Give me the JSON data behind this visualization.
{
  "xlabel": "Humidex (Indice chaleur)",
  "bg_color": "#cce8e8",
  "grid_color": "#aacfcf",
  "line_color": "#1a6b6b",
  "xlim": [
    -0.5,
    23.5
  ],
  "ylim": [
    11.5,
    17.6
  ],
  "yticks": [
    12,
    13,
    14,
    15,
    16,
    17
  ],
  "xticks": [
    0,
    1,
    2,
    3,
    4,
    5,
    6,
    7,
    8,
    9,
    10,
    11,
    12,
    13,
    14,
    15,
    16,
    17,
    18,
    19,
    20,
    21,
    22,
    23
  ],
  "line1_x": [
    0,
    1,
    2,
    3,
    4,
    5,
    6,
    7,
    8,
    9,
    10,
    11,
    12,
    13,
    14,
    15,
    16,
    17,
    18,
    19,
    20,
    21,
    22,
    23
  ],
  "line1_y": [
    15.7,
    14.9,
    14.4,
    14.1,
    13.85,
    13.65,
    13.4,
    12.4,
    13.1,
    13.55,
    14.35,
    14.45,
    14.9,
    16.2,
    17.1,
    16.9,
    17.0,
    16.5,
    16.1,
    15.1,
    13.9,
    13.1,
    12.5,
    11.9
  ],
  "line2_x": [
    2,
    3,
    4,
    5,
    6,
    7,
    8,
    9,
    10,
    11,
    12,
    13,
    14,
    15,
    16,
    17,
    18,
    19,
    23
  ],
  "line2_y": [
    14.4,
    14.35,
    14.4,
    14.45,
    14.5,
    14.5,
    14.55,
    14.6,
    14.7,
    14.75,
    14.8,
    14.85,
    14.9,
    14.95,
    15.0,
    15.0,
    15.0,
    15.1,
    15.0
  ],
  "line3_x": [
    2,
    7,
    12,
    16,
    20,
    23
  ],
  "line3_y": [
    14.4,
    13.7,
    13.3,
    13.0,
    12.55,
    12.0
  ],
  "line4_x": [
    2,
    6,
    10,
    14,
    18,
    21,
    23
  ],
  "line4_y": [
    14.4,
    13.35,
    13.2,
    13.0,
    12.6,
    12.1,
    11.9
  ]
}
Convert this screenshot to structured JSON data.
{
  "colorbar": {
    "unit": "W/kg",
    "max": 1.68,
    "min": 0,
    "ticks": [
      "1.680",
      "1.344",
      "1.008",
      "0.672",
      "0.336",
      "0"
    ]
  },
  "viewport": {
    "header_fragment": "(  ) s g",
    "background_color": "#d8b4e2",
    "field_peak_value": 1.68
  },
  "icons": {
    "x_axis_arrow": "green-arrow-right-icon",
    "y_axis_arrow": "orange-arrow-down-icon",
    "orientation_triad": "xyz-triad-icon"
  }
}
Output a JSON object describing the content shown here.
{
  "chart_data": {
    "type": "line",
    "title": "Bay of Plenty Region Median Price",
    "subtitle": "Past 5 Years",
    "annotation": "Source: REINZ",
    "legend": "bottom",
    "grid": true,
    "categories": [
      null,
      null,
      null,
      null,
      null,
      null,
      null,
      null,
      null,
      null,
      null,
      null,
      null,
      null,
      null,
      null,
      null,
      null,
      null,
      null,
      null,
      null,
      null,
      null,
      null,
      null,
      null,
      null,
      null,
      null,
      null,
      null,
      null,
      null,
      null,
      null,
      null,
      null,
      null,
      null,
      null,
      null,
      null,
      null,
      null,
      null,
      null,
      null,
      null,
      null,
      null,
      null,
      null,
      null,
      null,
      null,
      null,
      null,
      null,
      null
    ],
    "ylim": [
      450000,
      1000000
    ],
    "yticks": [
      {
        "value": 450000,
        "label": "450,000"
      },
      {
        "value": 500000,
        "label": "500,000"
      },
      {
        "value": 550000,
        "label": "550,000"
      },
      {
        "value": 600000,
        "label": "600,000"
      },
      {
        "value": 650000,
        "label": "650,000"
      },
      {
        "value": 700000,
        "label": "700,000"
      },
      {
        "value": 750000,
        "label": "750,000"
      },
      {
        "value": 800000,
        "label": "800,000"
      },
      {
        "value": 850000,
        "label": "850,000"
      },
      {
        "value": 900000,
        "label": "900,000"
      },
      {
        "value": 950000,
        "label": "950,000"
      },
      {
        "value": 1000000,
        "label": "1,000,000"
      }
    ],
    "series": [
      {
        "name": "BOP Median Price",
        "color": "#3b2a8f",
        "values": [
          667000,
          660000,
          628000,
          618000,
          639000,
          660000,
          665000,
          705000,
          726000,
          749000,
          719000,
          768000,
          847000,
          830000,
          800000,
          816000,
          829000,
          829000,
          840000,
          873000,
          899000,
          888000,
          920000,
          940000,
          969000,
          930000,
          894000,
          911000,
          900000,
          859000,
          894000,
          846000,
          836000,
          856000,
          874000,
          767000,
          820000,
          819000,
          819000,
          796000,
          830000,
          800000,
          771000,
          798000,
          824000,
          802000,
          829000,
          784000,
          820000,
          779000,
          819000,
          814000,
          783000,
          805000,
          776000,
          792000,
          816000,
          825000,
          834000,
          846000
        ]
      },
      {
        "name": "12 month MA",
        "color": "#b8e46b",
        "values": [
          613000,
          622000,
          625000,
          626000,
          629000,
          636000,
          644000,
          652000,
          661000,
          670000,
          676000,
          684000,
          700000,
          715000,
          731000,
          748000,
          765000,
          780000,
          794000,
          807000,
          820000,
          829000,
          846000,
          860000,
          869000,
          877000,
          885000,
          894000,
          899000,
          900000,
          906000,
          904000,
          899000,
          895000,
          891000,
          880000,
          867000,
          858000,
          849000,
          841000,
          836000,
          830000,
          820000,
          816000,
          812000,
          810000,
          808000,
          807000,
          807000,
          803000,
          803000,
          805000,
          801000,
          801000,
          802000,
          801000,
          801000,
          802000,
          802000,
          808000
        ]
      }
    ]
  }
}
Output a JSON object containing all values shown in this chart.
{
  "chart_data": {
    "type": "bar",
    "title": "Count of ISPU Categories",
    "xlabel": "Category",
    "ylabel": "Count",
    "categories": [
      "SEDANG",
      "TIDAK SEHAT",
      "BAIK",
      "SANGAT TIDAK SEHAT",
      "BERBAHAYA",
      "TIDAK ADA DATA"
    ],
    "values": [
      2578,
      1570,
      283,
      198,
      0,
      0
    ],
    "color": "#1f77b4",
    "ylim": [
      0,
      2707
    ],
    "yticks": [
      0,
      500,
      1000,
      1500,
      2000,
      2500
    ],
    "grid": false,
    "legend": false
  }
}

○ ○ ○ ○ ○ ○ ○

Write out every line of the material again, exactly as it reads.

**Answer for the task**.
Give me the JSON data behind this visualization.
{
  "xlabel": "Humidex (Indice chaleur)",
  "bg_color": "#cce8e8",
  "grid_color": "#aacfcf",
  "line_color": "#1a6b6b",
  "xlim": [
    -0.5,
    23.5
  ],
  "ylim": [
    11.5,
    17.6
  ],
  "yticks": [
    12,
    13,
    14,
    15,
    16,
    17
  ],
  "xticks": [
    0,
    1,
    2,
    3,
    4,
    5,
    6,
    7,
    8,
    9,
    10,
    11,
    12,
    13,
    14,
    15,
    16,
    17,
    18,
    19,
    20,
    21,
    22,
    23
  ],
  "line1_x": [
    0,
    1,
    2,
    3,
    4,
    5,
    6,
    7,
    8,
    9,
    10,
    11,
    12,
    13,
    14,
    15,
    16,
    17,
    18,
    19,
    20,
    21,
    22,
    23
  ],
  "line1_y": [
    15.7,
    14.9,
    14.4,
    14.1,
    13.85,
    13.65,
    13.4,
    12.4,
    13.1,
    13.55,
    14.35,
    14.45,
    14.9,
    16.2,
    17.1,
    16.9,
    17.0,
    16.5,
    16.1,
    15.1,
    13.9,
    13.1,
    12.5,
    11.9
  ],
  "line2_x": [
    2,
    3,
    4,
    5,
    6,
    7,
    8,
    9,
    10,
    11,
    12,
    13,
    14,
    15,
    16,
    17,
    18,
    19,
    23
  ],
  "line2_y": [
    14.4,
    14.35,
    14.4,
    14.45,
    14.5,
    14.5,
    14.55,
    14.6,
    14.7,
    14.75,
    14.8,
    14.85,
    14.9,
    14.95,
    15.0,
    15.0,
    15.0,
    15.1,
    15.0
  ],
  "line3_x": [
    2,
    7,
    12,
    16,
    20,
    23
  ],
  "line3_y": [
    14.4,
    13.7,
    13.3,
    13.0,
    12.55,
    12.0
  ],
  "line4_x": [
    2,
    6,
    10,
    14,
    18,
    21,
    23
  ],
  "line4_y": [
    14.4,
    13.35,
    13.2,
    13.0,
    12.6,
    12.1,
    11.9
  ]
}
Convert this screenshot to structured JSON data.
{
  "colorbar": {
    "unit": "W/kg",
    "max": 1.68,
    "min": 0,
    "ticks": [
      "1.680",
      "1.344",
      "1.008",
      "0.672",
      "0.336",
      "0"
    ]
  },
  "viewport": {
    "header_fragment": "(  ) s g",
    "background_color": "#d8b4e2",
    "field_peak_value": 1.68
  },
  "icons": {
    "x_axis_arrow": "green-arrow-right-icon",
    "y_axis_arrow": "orange-arrow-down-icon",
    "orientation_triad": "xyz-triad-icon"
  }
}
Output a JSON object describing the content shown here.
{
  "chart_data": {
    "type": "line",
    "title": "Bay of Plenty Region Median Price",
    "subtitle": "Past 5 Years",
    "annotation": "Source: REINZ",
    "legend": "bottom",
    "grid": true,
    "categories": [
      null,
      null,
      null,
      null,
      null,
      null,
      null,
      null,
      null,
      null,
      null,
      null,
      null,
      null,
      null,
      null,
      null,
      null,
      null,
      null,
      null,
      null,
      null,
      null,
      null,
      null,
      null,
      null,
      null,
      null,
      null,
      null,
      null,
      null,
      null,
      null,
      null,
      null,
      null,
      null,
      null,
      null,
      null,
      null,
      null,
      null,
      null,
      null,
      null,
      null,
      null,
      null,
      null,
      null,
      null,
      null,
      null,
      null,
      null,
      null
    ],
    "ylim": [
      450000,
      1000000
    ],
    "yticks": [
      {
        "value": 450000,
        "label": "450,000"
      },
      {
        "value": 500000,
        "label": "500,000"
      },
      {
        "value": 550000,
        "label": "550,000"
      },
      {
        "value": 600000,
        "label": "600,000"
      },
      {
        "value": 650000,
        "label": "650,000"
      },
      {
        "value": 700000,
        "label": "700,000"
      },
      {
        "value": 750000,
        "label": "750,000"
      },
      {
        "value": 800000,
        "label": "800,000"
      },
      {
        "value": 850000,
        "label": "850,000"
      },
      {
        "value": 900000,
        "label": "900,000"
      },
      {
        "value": 950000,
        "label": "950,000"
      },
      {
        "value": 1000000,
        "label": "1,000,000"
      }
    ],
    "series": [
      {
        "name": "BOP Median Price",
        "color": "#3b2a8f",
        "values": [
          667000,
          660000,
          628000,
          618000,
          639000,
          660000,
          665000,
          705000,
          726000,
          749000,
          719000,
          768000,
          847000,
          830000,
          800000,
          816000,
          829000,
          829000,
          840000,
          873000,
          899000,
          888000,
          920000,
          940000,
          969000,
          930000,
          894000,
          911000,
          900000,
          859000,
          894000,
          846000,
          836000,
          856000,
          874000,
          767000,
          820000,
          819000,
          819000,
          796000,
          830000,
          800000,
          771000,
          798000,
          824000,
          802000,
          829000,
          784000,
          820000,
          779000,
          819000,
          814000,
          783000,
          805000,
          776000,
          792000,
          816000,
          825000,
          834000,
          846000
        ]
      },
      {
        "name": "12 month MA",
        "color": "#b8e46b",
        "values": [
          613000,
          622000,
          625000,
          626000,
          629000,
          636000,
          644000,
          652000,
          661000,
          670000,
          676000,
          684000,
          700000,
          715000,
          731000,
          748000,
          765000,
          780000,
          794000,
          807000,
          820000,
          829000,
          846000,
          860000,
          869000,
          877000,
          885000,
          894000,
          899000,
          900000,
          906000,
          904000,
          899000,
          895000,
          891000,
          880000,
          867000,
          858000,
          849000,
          841000,
          836000,
          830000,
          820000,
          816000,
          812000,
          810000,
          808000,
          807000,
          807000,
          803000,
          803000,
          805000,
          801000,
          801000,
          802000,
          801000,
          801000,
          802000,
          802000,
          808000
        ]
      }
    ]
  }
}
Output a JSON object containing all values shown in this chart.
{
  "chart_data": {
    "type": "bar",
    "title": "Count of ISPU Categories",
    "xlabel": "Category",
    "ylabel": "Count",
    "categories": [
      "SEDANG",
      "TIDAK SEHAT",
      "BAIK",
      "SANGAT TIDAK SEHAT",
      "BERBAHAYA",
      "TIDAK ADA DATA"
    ],
    "values": [
      2578,
      1570,
      283,
      198,
      0,
      0
    ],
    "color": "#1f77b4",
    "ylim": [
      0,
      2707
    ],
    "yticks": [
      0,
      500,
      1000,
      1500,
      2000,
      2500
    ],
    "grid": false,
    "legend": false
  }
}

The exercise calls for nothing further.